▸ **What the task requires**:
Check each line of the listing below for the string "this", and give only how many lines hold it.

..........

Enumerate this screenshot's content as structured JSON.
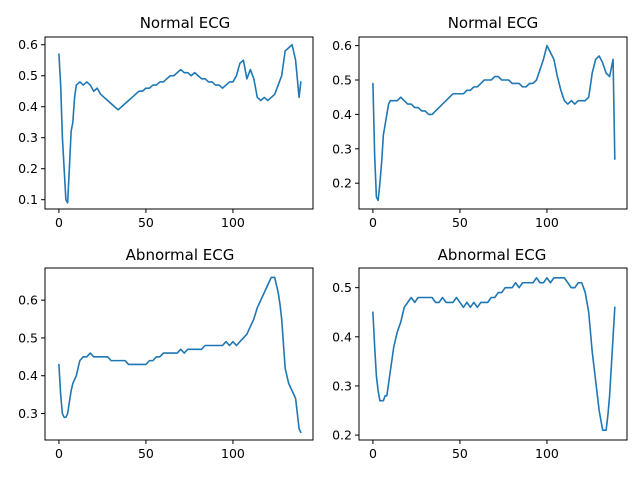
{
  "line_color": "#1f77b4",
  "chart_data": [
    {
      "type": "line",
      "title": "Normal ECG",
      "xlabel": "",
      "ylabel": "",
      "xlim": [
        -8,
        146
      ],
      "ylim": [
        0.07,
        0.625
      ],
      "xticks": [
        0,
        50,
        100
      ],
      "yticks": [
        0.1,
        0.2,
        0.3,
        0.4,
        0.5,
        0.6
      ],
      "xtick_labels": [
        "0",
        "50",
        "100"
      ],
      "ytick_labels": [
        "0.1",
        "0.2",
        "0.3",
        "0.4",
        "0.5",
        "0.6"
      ],
      "grid": false,
      "series": [
        {
          "x": [
            0,
            1,
            2,
            3,
            4,
            5,
            6,
            7,
            8,
            9,
            10,
            12,
            14,
            16,
            18,
            20,
            22,
            24,
            26,
            28,
            30,
            32,
            34,
            36,
            38,
            40,
            42,
            44,
            46,
            48,
            50,
            52,
            54,
            56,
            58,
            60,
            62,
            64,
            66,
            68,
            70,
            72,
            74,
            76,
            78,
            80,
            82,
            84,
            86,
            88,
            90,
            92,
            94,
            96,
            98,
            100,
            102,
            104,
            106,
            108,
            110,
            112,
            114,
            116,
            118,
            120,
            122,
            124,
            126,
            128,
            130,
            132,
            134,
            136,
            138,
            139
          ],
          "y": [
            0.57,
            0.47,
            0.3,
            0.2,
            0.1,
            0.09,
            0.2,
            0.32,
            0.35,
            0.43,
            0.47,
            0.48,
            0.47,
            0.48,
            0.47,
            0.45,
            0.46,
            0.44,
            0.43,
            0.42,
            0.41,
            0.4,
            0.39,
            0.4,
            0.41,
            0.42,
            0.43,
            0.44,
            0.45,
            0.45,
            0.46,
            0.46,
            0.47,
            0.47,
            0.48,
            0.48,
            0.49,
            0.5,
            0.5,
            0.51,
            0.52,
            0.51,
            0.51,
            0.5,
            0.51,
            0.5,
            0.49,
            0.49,
            0.48,
            0.48,
            0.47,
            0.47,
            0.46,
            0.47,
            0.48,
            0.48,
            0.5,
            0.54,
            0.55,
            0.49,
            0.52,
            0.49,
            0.43,
            0.42,
            0.43,
            0.42,
            0.43,
            0.44,
            0.47,
            0.5,
            0.58,
            0.59,
            0.6,
            0.55,
            0.43,
            0.48
          ]
        }
      ]
    },
    {
      "type": "line",
      "title": "Normal ECG",
      "xlabel": "",
      "ylabel": "",
      "xlim": [
        -8,
        146
      ],
      "ylim": [
        0.125,
        0.625
      ],
      "xticks": [
        0,
        50,
        100
      ],
      "yticks": [
        0.2,
        0.3,
        0.4,
        0.5,
        0.6
      ],
      "xtick_labels": [
        "0",
        "50",
        "100"
      ],
      "ytick_labels": [
        "0.2",
        "0.3",
        "0.4",
        "0.5",
        "0.6"
      ],
      "grid": false,
      "series": [
        {
          "x": [
            0,
            1,
            2,
            3,
            4,
            5,
            6,
            7,
            8,
            9,
            10,
            12,
            14,
            16,
            18,
            20,
            22,
            24,
            26,
            28,
            30,
            32,
            34,
            36,
            38,
            40,
            42,
            44,
            46,
            48,
            50,
            52,
            54,
            56,
            58,
            60,
            62,
            64,
            66,
            68,
            70,
            72,
            74,
            76,
            78,
            80,
            82,
            84,
            86,
            88,
            90,
            92,
            94,
            96,
            98,
            100,
            102,
            104,
            106,
            108,
            110,
            112,
            114,
            116,
            118,
            120,
            122,
            124,
            126,
            128,
            130,
            132,
            134,
            136,
            138,
            139
          ],
          "y": [
            0.49,
            0.28,
            0.16,
            0.15,
            0.2,
            0.26,
            0.34,
            0.37,
            0.4,
            0.43,
            0.44,
            0.44,
            0.44,
            0.45,
            0.44,
            0.43,
            0.43,
            0.42,
            0.42,
            0.41,
            0.41,
            0.4,
            0.4,
            0.41,
            0.42,
            0.43,
            0.44,
            0.45,
            0.46,
            0.46,
            0.46,
            0.46,
            0.47,
            0.47,
            0.48,
            0.48,
            0.49,
            0.5,
            0.5,
            0.5,
            0.51,
            0.51,
            0.5,
            0.5,
            0.5,
            0.49,
            0.49,
            0.49,
            0.48,
            0.48,
            0.49,
            0.49,
            0.5,
            0.53,
            0.56,
            0.6,
            0.58,
            0.56,
            0.51,
            0.47,
            0.44,
            0.43,
            0.44,
            0.43,
            0.44,
            0.44,
            0.44,
            0.45,
            0.52,
            0.56,
            0.57,
            0.55,
            0.52,
            0.51,
            0.56,
            0.27
          ]
        }
      ]
    },
    {
      "type": "line",
      "title": "Abnormal ECG",
      "xlabel": "",
      "ylabel": "",
      "xlim": [
        -8,
        146
      ],
      "ylim": [
        0.23,
        0.685
      ],
      "xticks": [
        0,
        50,
        100
      ],
      "yticks": [
        0.3,
        0.4,
        0.5,
        0.6
      ],
      "xtick_labels": [
        "0",
        "50",
        "100"
      ],
      "ytick_labels": [
        "0.3",
        "0.4",
        "0.5",
        "0.6"
      ],
      "grid": false,
      "series": [
        {
          "x": [
            0,
            1,
            2,
            3,
            4,
            5,
            6,
            7,
            8,
            10,
            12,
            14,
            16,
            18,
            20,
            22,
            24,
            26,
            28,
            30,
            32,
            34,
            36,
            38,
            40,
            42,
            44,
            46,
            48,
            50,
            52,
            54,
            56,
            58,
            60,
            62,
            64,
            66,
            68,
            70,
            72,
            74,
            76,
            78,
            80,
            82,
            84,
            86,
            88,
            90,
            92,
            94,
            96,
            98,
            100,
            102,
            104,
            106,
            108,
            110,
            112,
            114,
            116,
            118,
            120,
            122,
            124,
            126,
            127,
            128,
            130,
            132,
            134,
            136,
            138,
            139
          ],
          "y": [
            0.43,
            0.35,
            0.3,
            0.29,
            0.29,
            0.3,
            0.33,
            0.36,
            0.38,
            0.4,
            0.44,
            0.45,
            0.45,
            0.46,
            0.45,
            0.45,
            0.45,
            0.45,
            0.45,
            0.44,
            0.44,
            0.44,
            0.44,
            0.44,
            0.43,
            0.43,
            0.43,
            0.43,
            0.43,
            0.43,
            0.44,
            0.44,
            0.45,
            0.45,
            0.46,
            0.46,
            0.46,
            0.46,
            0.46,
            0.47,
            0.46,
            0.47,
            0.47,
            0.47,
            0.47,
            0.47,
            0.48,
            0.48,
            0.48,
            0.48,
            0.48,
            0.48,
            0.49,
            0.48,
            0.49,
            0.48,
            0.49,
            0.5,
            0.51,
            0.53,
            0.55,
            0.58,
            0.6,
            0.62,
            0.64,
            0.66,
            0.66,
            0.62,
            0.59,
            0.55,
            0.42,
            0.38,
            0.36,
            0.34,
            0.26,
            0.25
          ]
        }
      ]
    },
    {
      "type": "line",
      "title": "Abnormal ECG",
      "xlabel": "",
      "ylabel": "",
      "xlim": [
        -8,
        146
      ],
      "ylim": [
        0.19,
        0.54
      ],
      "xticks": [
        0,
        50,
        100
      ],
      "yticks": [
        0.2,
        0.3,
        0.4,
        0.5
      ],
      "xtick_labels": [
        "0",
        "50",
        "100"
      ],
      "ytick_labels": [
        "0.2",
        "0.3",
        "0.4",
        "0.5"
      ],
      "grid": false,
      "series": [
        {
          "x": [
            0,
            1,
            2,
            3,
            4,
            5,
            6,
            7,
            8,
            10,
            12,
            14,
            16,
            18,
            20,
            22,
            24,
            26,
            28,
            30,
            32,
            34,
            36,
            38,
            40,
            42,
            44,
            46,
            48,
            50,
            52,
            54,
            56,
            58,
            60,
            62,
            64,
            66,
            68,
            70,
            72,
            74,
            76,
            78,
            80,
            82,
            84,
            86,
            88,
            90,
            92,
            94,
            96,
            98,
            100,
            102,
            104,
            106,
            108,
            110,
            112,
            114,
            116,
            118,
            120,
            122,
            124,
            126,
            128,
            130,
            132,
            134,
            135,
            136,
            138,
            139
          ],
          "y": [
            0.45,
            0.38,
            0.32,
            0.29,
            0.27,
            0.27,
            0.27,
            0.28,
            0.28,
            0.33,
            0.38,
            0.41,
            0.43,
            0.46,
            0.47,
            0.48,
            0.47,
            0.48,
            0.48,
            0.48,
            0.48,
            0.48,
            0.47,
            0.47,
            0.48,
            0.47,
            0.47,
            0.47,
            0.48,
            0.47,
            0.46,
            0.47,
            0.46,
            0.47,
            0.46,
            0.47,
            0.47,
            0.47,
            0.48,
            0.48,
            0.49,
            0.49,
            0.5,
            0.5,
            0.5,
            0.51,
            0.5,
            0.51,
            0.51,
            0.51,
            0.51,
            0.52,
            0.51,
            0.51,
            0.52,
            0.51,
            0.52,
            0.52,
            0.52,
            0.52,
            0.51,
            0.5,
            0.5,
            0.51,
            0.51,
            0.49,
            0.45,
            0.37,
            0.31,
            0.25,
            0.21,
            0.21,
            0.24,
            0.28,
            0.4,
            0.46
          ]
        }
      ]
    }
  ]
}
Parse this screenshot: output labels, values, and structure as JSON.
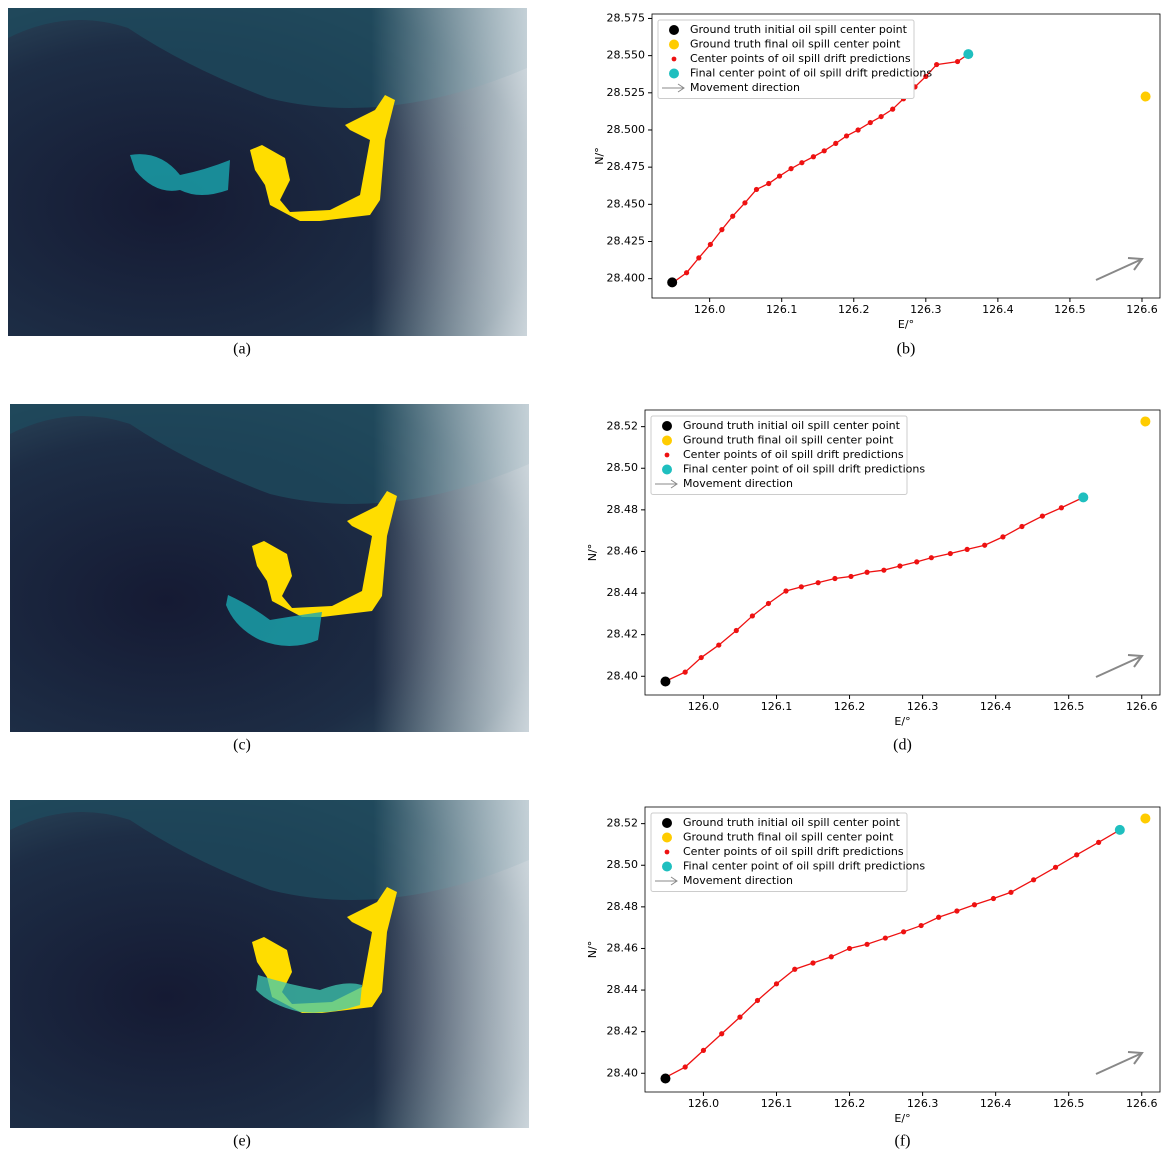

..........

▸ **Correct response**:
2